[START OF RECORDS FOR THIS EXERCISE]

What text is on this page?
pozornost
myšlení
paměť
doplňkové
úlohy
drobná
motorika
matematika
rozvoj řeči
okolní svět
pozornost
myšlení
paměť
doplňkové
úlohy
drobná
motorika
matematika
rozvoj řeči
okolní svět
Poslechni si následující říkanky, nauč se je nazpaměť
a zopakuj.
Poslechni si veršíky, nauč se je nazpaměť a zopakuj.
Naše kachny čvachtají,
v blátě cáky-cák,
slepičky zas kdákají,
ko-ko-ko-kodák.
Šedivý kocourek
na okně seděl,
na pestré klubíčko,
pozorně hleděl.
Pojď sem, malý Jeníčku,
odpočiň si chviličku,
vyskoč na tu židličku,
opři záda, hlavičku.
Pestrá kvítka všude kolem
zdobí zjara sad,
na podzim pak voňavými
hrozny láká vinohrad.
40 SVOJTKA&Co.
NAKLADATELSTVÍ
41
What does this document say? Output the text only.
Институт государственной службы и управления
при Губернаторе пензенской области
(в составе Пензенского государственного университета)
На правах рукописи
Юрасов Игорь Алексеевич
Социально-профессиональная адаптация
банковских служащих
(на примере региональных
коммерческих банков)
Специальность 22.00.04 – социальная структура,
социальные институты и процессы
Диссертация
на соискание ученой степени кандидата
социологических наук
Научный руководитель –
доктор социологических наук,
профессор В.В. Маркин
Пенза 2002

[END OF RECORDS FOR THIS EXERCISE]

TASK: Output the listing above without altering a single character.

WRITTEN ANSWER:
What text is on this page?
pozornost
myšlení
paměť
doplňkové
úlohy
drobná
motorika
matematika
rozvoj řeči
okolní svět
pozornost
myšlení
paměť
doplňkové
úlohy
drobná
motorika
matematika
rozvoj řeči
okolní svět
Poslechni si následující říkanky, nauč se je nazpaměť
a zopakuj.
Poslechni si veršíky, nauč se je nazpaměť a zopakuj.
Naše kachny čvachtají,
v blátě cáky-cák,
slepičky zas kdákají,
ko-ko-ko-kodák.
Šedivý kocourek
na okně seděl,
na pestré klubíčko,
pozorně hleděl.
Pojď sem, malý Jeníčku,
odpočiň si chviličku,
vyskoč na tu židličku,
opři záda, hlavičku.
Pestrá kvítka všude kolem
zdobí zjara sad,
na podzim pak voňavými
hrozny láká vinohrad.
40 SVOJTKA&Co.
NAKLADATELSTVÍ
41
What does this document say? Output the text only.
Институт государственной службы и управления
при Губернаторе пензенской области
(в составе Пензенского государственного университета)
На правах рукописи
Юрасов Игорь Алексеевич
Социально-профессиональная адаптация
банковских служащих
(на примере региональных
коммерческих банков)
Специальность 22.00.04 – социальная структура,
социальные институты и процессы
Диссертация
на соискание ученой степени кандидата
социологических наук
Научный руководитель –
доктор социологических наук,
профессор В.В. Маркин
Пенза 2002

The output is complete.